━━━ TEXT EXCERPT

After analyese on the scaling property and the distribution of generation capacities in a grid, one proceeds further by looking into the correlation between the generation capacities and other topology metrics.

One first normalize the generation capacity and nodal degree by their maximum as

\[\begin{split}\bar{P}_{g_n}^\max & = P_{g_n}^\max / \max_i P_{g_i}^\max \in [0,1] \\ \bar{k}_n & = k_n / \max_i k_i \in [0,1]\end{split}\]

From a number of realistic grids, it shows there exists a correlation between these two values with a Pearson coefficient of

\[\rho(\bar{P}_{g_n}^\max, \bar{k}_n) \in [0.25, 0.5];\]

and most data points lie in the region of

\[\bar{P}_{g_n}^\max \in [0, 0.2] \quad \bar{k}_n \in [0, 0.5]\]

with few \(\bar{P}_{g_n}^\max \geq 0.6\).

Now we consider a 2D space of points \((\bar{P}_{g_n}^\max, \bar{k}_n)\), and calculate the empirical 2D PDF of the normalized variables in the set \(A\)

\[\text{Pr}(A) = \text{Pr} \Big( (\bar{P}_{g_n}^\max, \bar{k}_n) \in A \Big)\]

This 2D PDF is discretized into a \(14 \times 14\) probability table, denoted Tab_2D_Pgmax, where rows correspond to 14 capacity classes (from low to high) and columns correspond to 14 nodal degree classes (from low to high). Each entry represents the joint probability of a generator belonging to a particular capacity class and degree class. These tables are extracted from realistic reference systems (e.g., NYISO-2935, WECC-16944) and stored in reference_data.py (ported from the MATLAB SynGrid toolbox sg_refsys_stat.m).

Algorithm for Generation Capacity Assignment

Given the above statistical observations, the generation capacity assignment proceeds in the following stages.

Stage 1: Total generation capacity. Given a synthetic grid of size \(N\), compute the total generation capacity using the scaling law:

\[P_g^{\text{tot}} = 10^{-0.21 \log_{10}^2 N + 2.06 \log_{10} N + 0.66}\]

Stage 2: Random generation of individual capacities. Generate a random set of \(N_g\) generation capacities from an exponential distribution with mean \(\mu = P_g^{\text{tot}} / N_g\):

\[P_{g_n}^\max \sim \text{Exp}(\mu), \quad n = 1, \ldots, N_g\]

To capture the observed heavy tail, approximately 1% of the units are replaced by “super-large” capacities drawn uniformly from \([\max(P_g), 3 \cdot \max(P_g)]\). If the sum of all capacities deviates beyond a tolerance band (more than 5% above or 10% below \(P_g^{\text{tot}}\)), the entire set is rescaled proportionally.

━━━━━━
━━━ DATA ROWS

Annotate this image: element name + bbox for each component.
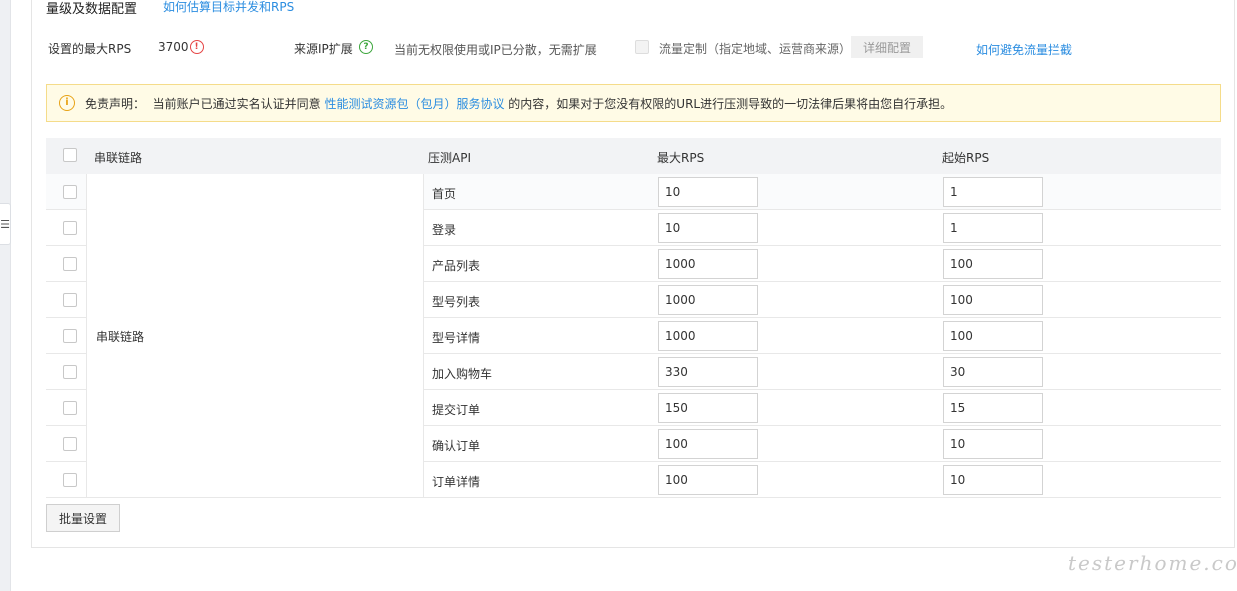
row-checkbox[interactable] <box>63 329 77 343</box>
max-rps-input[interactable] <box>658 249 758 279</box>
start-rps-input[interactable] <box>943 285 1043 315</box>
row-checkbox[interactable] <box>63 437 77 451</box>
api-name: 产品列表 <box>432 259 481 273</box>
agreement-link[interactable]: 性能测试资源包（包月）服务协议 <box>324 95 504 112</box>
row-checkbox[interactable] <box>63 401 77 415</box>
disclaimer-suffix: 的内容，如果对于您没有权限的URL进行压测导致的一切法律后果将由您自行承担。 <box>504 96 953 111</box>
api-name: 加入购物车 <box>432 367 493 381</box>
row-checkbox[interactable] <box>63 365 77 379</box>
info-icon: i <box>59 95 75 111</box>
left-rail <box>0 0 11 591</box>
row-checkbox[interactable] <box>63 221 77 235</box>
batch-set-button[interactable]: 批量设置 <box>46 504 120 532</box>
api-name: 首页 <box>432 187 457 201</box>
start-rps-input[interactable] <box>943 393 1043 423</box>
chain-name: 串联链路 <box>96 330 145 344</box>
max-rps-input[interactable] <box>658 357 758 387</box>
start-rps-input[interactable] <box>943 357 1043 387</box>
max-rps-input[interactable] <box>658 285 758 315</box>
header-api: 压测API <box>428 151 471 165</box>
max-rps-input[interactable] <box>658 465 758 495</box>
row-checkbox[interactable] <box>63 185 77 199</box>
select-all-checkbox[interactable] <box>63 148 77 162</box>
api-name: 登录 <box>432 223 457 237</box>
max-rps-input[interactable] <box>658 393 758 423</box>
ip-expand-note: 当前无权限使用或IP已分散，无需扩展 <box>394 43 597 57</box>
warning-icon[interactable]: ! <box>189 40 204 54</box>
detail-config-button[interactable]: 详细配置 <box>851 36 923 58</box>
flow-custom-label: 流量定制（指定地域、运营商来源） <box>659 42 852 56</box>
header-max-rps: 最大RPS <box>657 151 705 165</box>
watermark: testerhome.com <box>1068 551 1237 575</box>
start-rps-input[interactable] <box>943 465 1043 495</box>
row-checkbox[interactable] <box>63 257 77 271</box>
rps-table: 串联链路 压测API 最大RPS 起始RPS 首页登录产品列表型号列表型号详情加… <box>46 138 1221 498</box>
help-icon[interactable]: ? <box>359 40 373 54</box>
start-rps-input[interactable] <box>943 321 1043 351</box>
row-checkbox[interactable] <box>63 473 77 487</box>
header-start-rps: 起始RPS <box>942 151 990 165</box>
api-name: 订单详情 <box>432 475 481 489</box>
api-name: 型号列表 <box>432 295 481 309</box>
max-rps-label: 设置的最大RPS <box>48 42 132 56</box>
start-rps-input[interactable] <box>943 213 1043 243</box>
avoid-block-link[interactable]: 如何避免流量拦截 <box>976 41 1072 58</box>
api-name: 确认订单 <box>432 439 481 453</box>
header-chain: 串联链路 <box>94 151 143 165</box>
disclaimer-prefix: 免责声明： 当前账户已通过实名认证并同意 <box>85 96 325 111</box>
ip-expand-label: 来源IP扩展 <box>294 42 353 56</box>
max-rps-input[interactable] <box>658 321 758 351</box>
max-rps-input[interactable] <box>658 213 758 243</box>
disclaimer-banner: i 免责声明： 当前账户已通过实名认证并同意 性能测试资源包（包月）服务协议 的… <box>46 84 1221 122</box>
section-title: 量级及数据配置 <box>46 2 138 17</box>
table-body: 首页登录产品列表型号列表型号详情加入购物车提交订单确认订单订单详情 串联链路 <box>46 174 1221 498</box>
table-header: 串联链路 压测API 最大RPS 起始RPS <box>46 138 1221 174</box>
chain-cell: 串联链路 <box>86 174 424 498</box>
estimate-help-link[interactable]: 如何估算目标并发和RPS <box>163 0 294 15</box>
start-rps-input[interactable] <box>943 177 1043 207</box>
flow-custom-checkbox[interactable] <box>635 40 649 54</box>
api-name: 型号详情 <box>432 331 481 345</box>
api-name: 提交订单 <box>432 403 481 417</box>
collapse-handle-icon[interactable]: ☰ <box>0 203 11 245</box>
start-rps-input[interactable] <box>943 249 1043 279</box>
max-rps-value: 3700 <box>158 40 189 54</box>
start-rps-input[interactable] <box>943 429 1043 459</box>
row-checkbox[interactable] <box>63 293 77 307</box>
max-rps-input[interactable] <box>658 429 758 459</box>
max-rps-input[interactable] <box>658 177 758 207</box>
max-rps-value-group: 3700 ! <box>158 40 204 54</box>
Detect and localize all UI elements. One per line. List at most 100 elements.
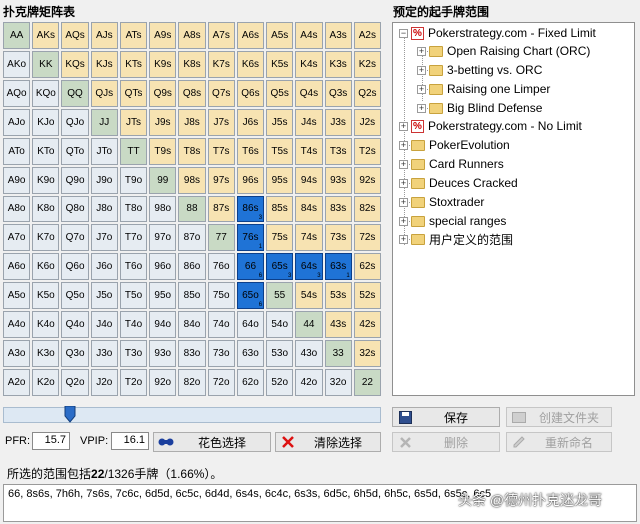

━━━━━━

**REQUIRED WORK:**
**A)** Answer these questions using the text on generation capacity assignment:
(i) What range does the Pearson coefficient between normalized generation capacity and normalized nodal degree fall in?
(ii) How many rows and columns does the discretized probability table have?
(iii) About what share of the units is replaced by "super-large" capacities?
**B)** Echo the part of the generation capacity text from "Stage 2: Random" to "is rescaled proportionally.", character for character.

**RESPONSES BY TASK:**
**A)**
(i) [0.25, 0.5]
(ii) 14 rows and 14 columns (a 14 × 14 table)
(iii) Approximately 1%

**B)**
Stage 2: Random generation of individual capacities. Generate a random set of \(N_g\) generation capacities from an exponential distribution with mean \(\mu = P_g^{\text{tot}} / N_g\):

\[P_{g_n}^\max \sim \text{Exp}(\mu), \quad n = 1, \ldots, N_g\]

To capture the observed heavy tail, approximately 1% of the units are replaced by “super-large” capacities drawn uniformly from \([\max(P_g), 3 \cdot \max(P_g)]\). If the sum of all capacities deviates beyond a tolerance band (more than 5% above or 10% below \(P_g^{\text{tot}}\)), the entire set is rescaled proportionally.